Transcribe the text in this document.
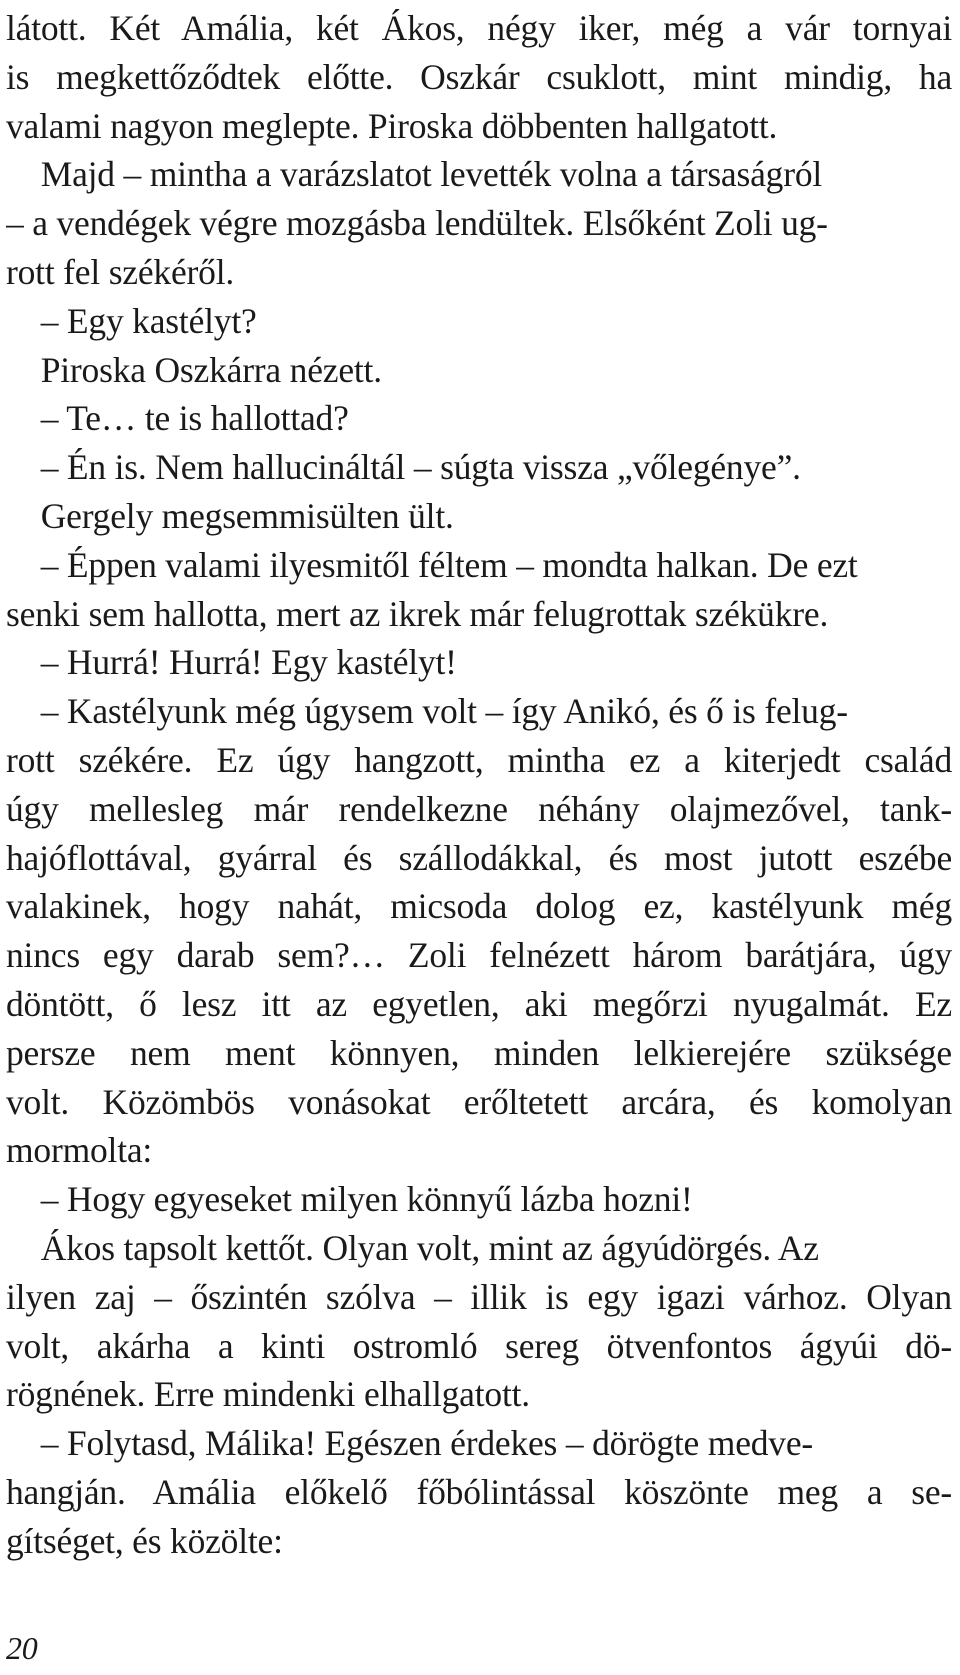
látott. Két Amália, két Ákos, négy iker, még a vár tornyai
is megkettőződtek előtte. Oszkár csuklott, mint mindig, ha
valami nagyon meglepte. Piroska döbbenten hallgatott.
Majd – mintha a varázslatot levették volna a társaságról
– a vendégek végre mozgásba lendültek. Elsőként Zoli ug-
rott fel székéről.
– Egy kastélyt?
Piroska Oszkárra nézett.
– Te… te is hallottad?
– Én is. Nem hallucináltál – súgta vissza „vőlegénye”.
Gergely megsemmisülten ült.
– Éppen valami ilyesmitől féltem – mondta halkan. De ezt
senki sem hallotta, mert az ikrek már felugrottak székükre.
– Hurrá! Hurrá! Egy kastélyt!
– Kastélyunk még úgysem volt – így Anikó, és ő is felug-
rott székére. Ez úgy hangzott, mintha ez a kiterjedt család
úgy mellesleg már rendelkezne néhány olajmezővel, tank-
hajóflottával, gyárral és szállodákkal, és most jutott eszébe
valakinek, hogy nahát, micsoda dolog ez, kastélyunk még
nincs egy darab sem?… Zoli felnézett három barátjára, úgy
döntött, ő lesz itt az egyetlen, aki megőrzi nyugalmát. Ez
persze nem ment könnyen, minden lelkierejére szüksége
volt. Közömbös vonásokat erőltetett arcára, és komolyan
mormolta:
– Hogy egyeseket milyen könnyű lázba hozni!
Ákos tapsolt kettőt. Olyan volt, mint az ágyúdörgés. Az
ilyen zaj – őszintén szólva – illik is egy igazi várhoz. Olyan
volt, akárha a kinti ostromló sereg ötvenfontos ágyúi dö-
rögnének. Erre mindenki elhallgatott.
– Folytasd, Málika! Egészen érdekes – dörögte medve-
hangján. Amália előkelő főbólintással köszönte meg a se-
gítséget, és közölte:
20
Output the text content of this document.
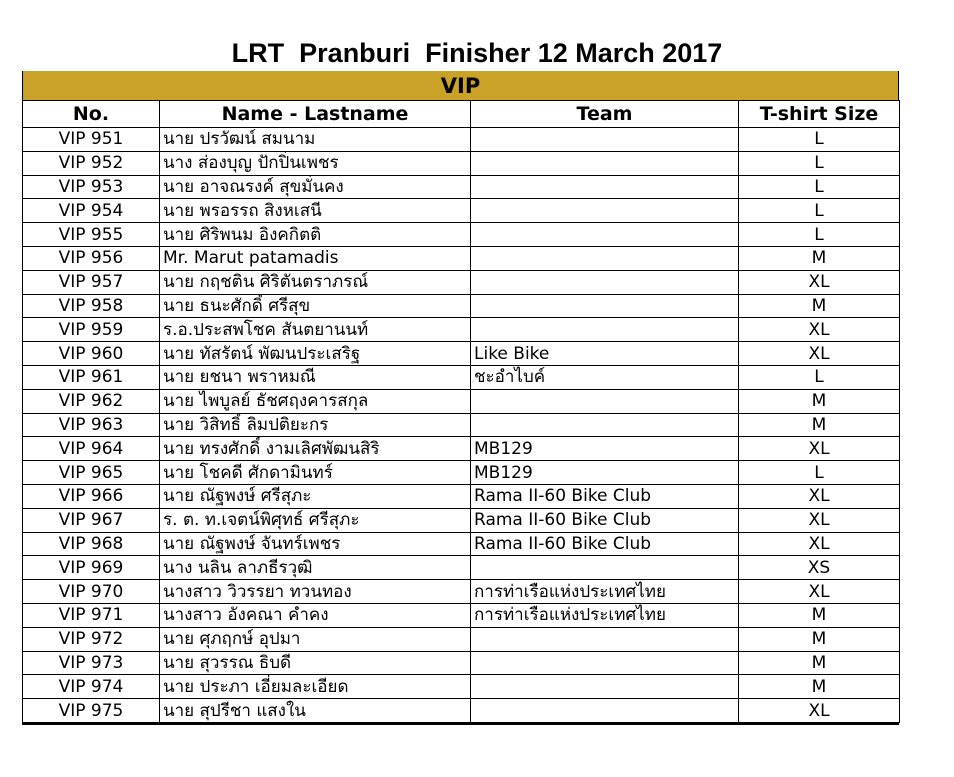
LRT  Pranburi  Finisher 12 March 2017
VIP
No.	Name - Lastname	Team	T-shirt Size
VIP 951	นาย ปรวัฒน์ สมนาม		L
VIP 952	นาง ส่องบุญ ปักปิ่นเพชร		L
VIP 953	นาย อาจณรงค์ สุขมั่นคง		L
VIP 954	นาย พรอรรถ สิงหเสนี		L
VIP 955	นาย ศิริพนม อิงคกิตติ		L
VIP 956	Mr. Marut patamadis		M
VIP 957	นาย กฤชติน ศิริตันตราภรณ์		XL
VIP 958	นาย ธนะศักดิ์ ศรีสุข		M
VIP 959	ร.อ.ประสพโชค สันตยานนท์		XL
VIP 960	นาย ทัสรัตน์ พัฒนประเสริฐ	Like Bike	XL
VIP 961	นาย ยชนา พราหมณี	ชะอำไบค์	L
VIP 962	นาย ไพบูลย์ ธัชศฤงคารสกุล		M
VIP 963	นาย วิสิทธิ์ ลิมปติยะกร		M
VIP 964	นาย ทรงศักดิ์ งามเลิศพัฒนสิริ	MB129	XL
VIP 965	นาย โชคดี ศักดามินทร์	MB129	L
VIP 966	นาย ณัฐพงษ์ ศรีสุภะ	Rama II-60 Bike Club	XL
VIP 967	ร. ต. ท.เจตน์พิศุทธ์ ศรีสุภะ	Rama II-60 Bike Club	XL
VIP 968	นาย ณัฐพงษ์ จันทร์เพชร	Rama II-60 Bike Club	XL
VIP 969	นาง นลิน ลาภธีรวุฒิ		XS
VIP 970	นางสาว วิวรรยา ทวนทอง	การท่าเรือแห่งประเทศไทย	XL
VIP 971	นางสาว อังคณา คำคง	การท่าเรือแห่งประเทศไทย	M
VIP 972	นาย ศุภฤกษ์ อุปมา		M
VIP 973	นาย สุวรรณ ธิบดี		M
VIP 974	นาย ประภา เอี่ยมละเอียด		M
VIP 975	นาย สุปรีชา แสงใน		XL
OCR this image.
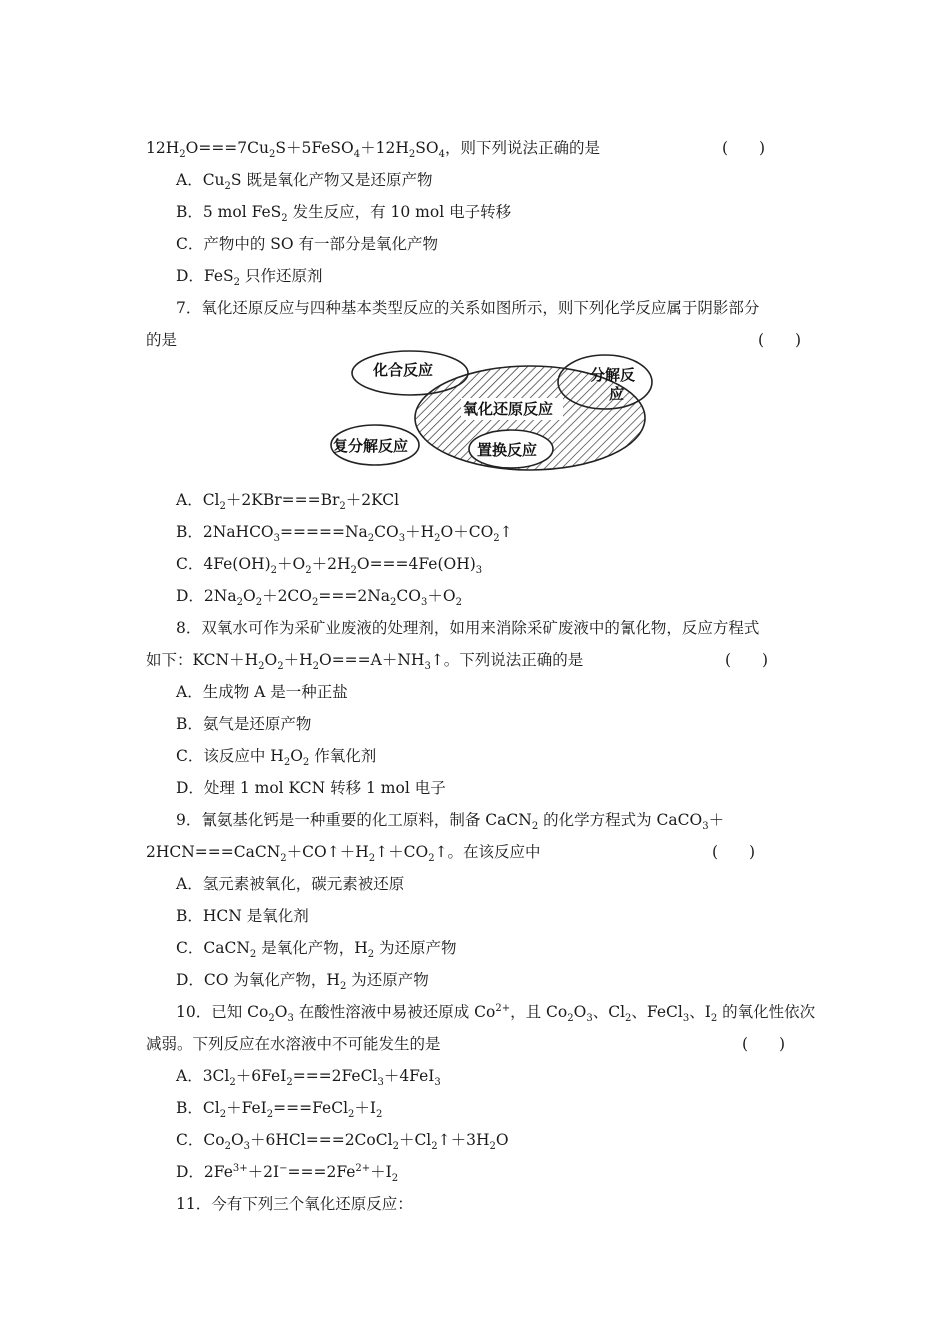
$12H_2O===7Cu_2S+5FeSO_4+12H_2SO_4$，则下列说法正确的是	(　　)
A．$Cu_2S$ 既是氧化产物又是还原产物
B．5 mol FeS$_2$ 发生反应，有 10 mol 电子转移
C．产物中的 SO 有一部分是氧化产物
D．FeS$_2$ 只作还原剂
7．氧化还原反应与四种基本类型反应的关系如图所示，则下列化学反应属于阴影部分
的是	(　　)
化合反应	分解反
应
氧化还原反应
复分解反应	置换反应
A．$Cl_2+2KBr===Br_2+2KCl$
B．$2NaHCO_3=====Na_2CO_3+H_2O+CO_2↑$
C．$4Fe(OH)_2+O_2+2H_2O===4Fe(OH)_3$
D．$2Na_2O_2+2CO_2===2Na_2CO_3+O_2$
8．双氧水可作为采矿业废液的处理剂，如用来消除采矿废液中的氰化物，反应方程式
如下：$KCN+H_2O_2+H_2O===A+NH_3↑$。下列说法正确的是	(　　)
A．生成物 A 是一种正盐
B．氨气是还原产物
C．该反应中 $H_2O_2$ 作氧化剂
D．处理 1 mol KCN 转移 1 mol 电子
9．氰氨基化钙是一种重要的化工原料，制备 CaCN$_2$ 的化学方程式为 CaCO$_3$＋
$2HCN===CaCN_2+CO↑+H_2↑+CO_2↑$。在该反应中	(　　)
A．氢元素被氧化，碳元素被还原
B．HCN 是氧化剂
C．CaCN$_2$ 是氧化产物，$H_2$ 为还原产物
D．CO 为氧化产物，$H_2$ 为还原产物
10．已知 $Co_2O_3$ 在酸性溶液中易被还原成 $Co^{2+}$，且 $Co_2O_3$、$Cl_2$、FeCl$_3$、$I_2$ 的氧化性依次
减弱。下列反应在水溶液中不可能发生的是	(　　)
A．$3Cl_2+6FeI_2===2FeCl_3+4FeI_3$
B．$Cl_2+FeI_2===FeCl_2+I_2$
C．$Co_2O_3+6HCl===2CoCl_2+Cl_2↑+3H_2O$
D．$2Fe^{3+}+2I^-===2Fe^{2+}+I_2$
11．今有下列三个氧化还原反应：
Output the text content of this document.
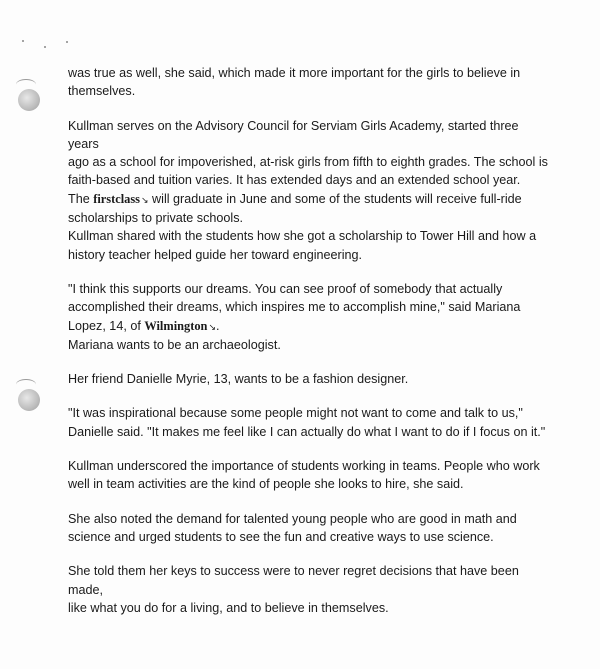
was true as well, she said, which made it more important for the girls to believe in
themselves.

Kullman serves on the Advisory Council for Serviam Girls Academy, started three years
ago as a school for impoverished, at-risk girls from fifth to eighth grades. The school is
faith-based and tuition varies. It has extended days and an extended school year.
The firstclass↘ will graduate in June and some of the students will receive full-ride
scholarships to private schools.
Kullman shared with the students how she got a scholarship to Tower Hill and how a
history teacher helped guide her toward engineering.

"I think this supports our dreams. You can see proof of somebody that actually
accomplished their dreams, which inspires me to accomplish mine," said Mariana
Lopez, 14, of Wilmington↘.
Mariana wants to be an archaeologist.

Her friend Danielle Myrie, 13, wants to be a fashion designer.

"It was inspirational because some people might not want to come and talk to us,"
Danielle said. "It makes me feel like I can actually do what I want to do if I focus on it."

Kullman underscored the importance of students working in teams. People who work
well in team activities are the kind of people she looks to hire, she said.

She also noted the demand for talented young people who are good in math and
science and urged students to see the fun and creative ways to use science.

She told them her keys to success were to never regret decisions that have been made,
like what you do for a living, and to believe in themselves.
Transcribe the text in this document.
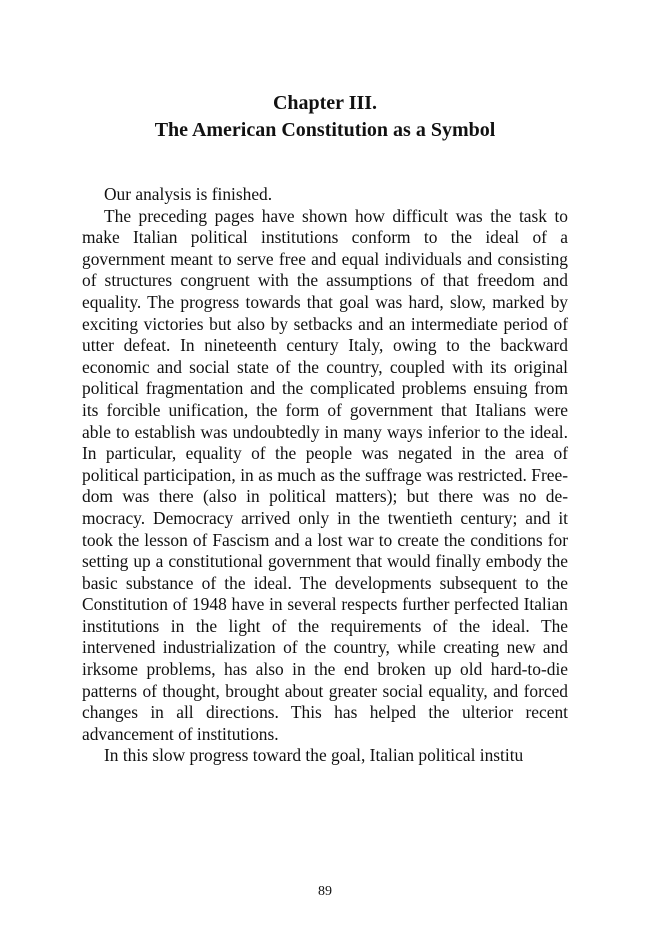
Chapter III.
The American Constitution as a Symbol

Our analysis is finished.

The preceding pages have shown how difficult was the task to make Italian political institutions conform to the ideal of a government meant to serve free and equal individuals and consisting of structures congruent with the assumptions of that freedom and equality. The progress towards that goal was hard, slow, marked by exciting victories but also by setbacks and an intermediate period of utter defeat. In nineteenth century Italy, owing to the backward economic and social state of the country, coupled with its original political fragmentation and the complicated problems ensuing from its forcible unification, the form of government that Italians were able to establish was undoubtedly in many ways inferior to the ideal. In particular, equality of the people was negated in the area of political participation, in as much as the suffrage was restricted. Freedom was there (also in political matters); but there was no democracy. Democracy arrived only in the twentieth century; and it took the lesson of Fascism and a lost war to create the conditions for setting up a constitutional government that would finally embody the basic substance of the ideal. The developments subsequent to the Constitution of 1948 have in several respects further perfected Italian institutions in the light of the requirements of the ideal. The intervened industrialization of the country, while creating new and irksome problems, has also in the end broken up old hard-to-die patterns of thought, brought about greater social equality, and forced changes in all directions. This has helped the ulterior recent advancement of institutions.

In this slow progress toward the goal, Italian political institu

89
___
▸ **What you have to do**:
Say how many lines of the listing above contain "students", with no other words.

▸ **Output for this exercise**:
4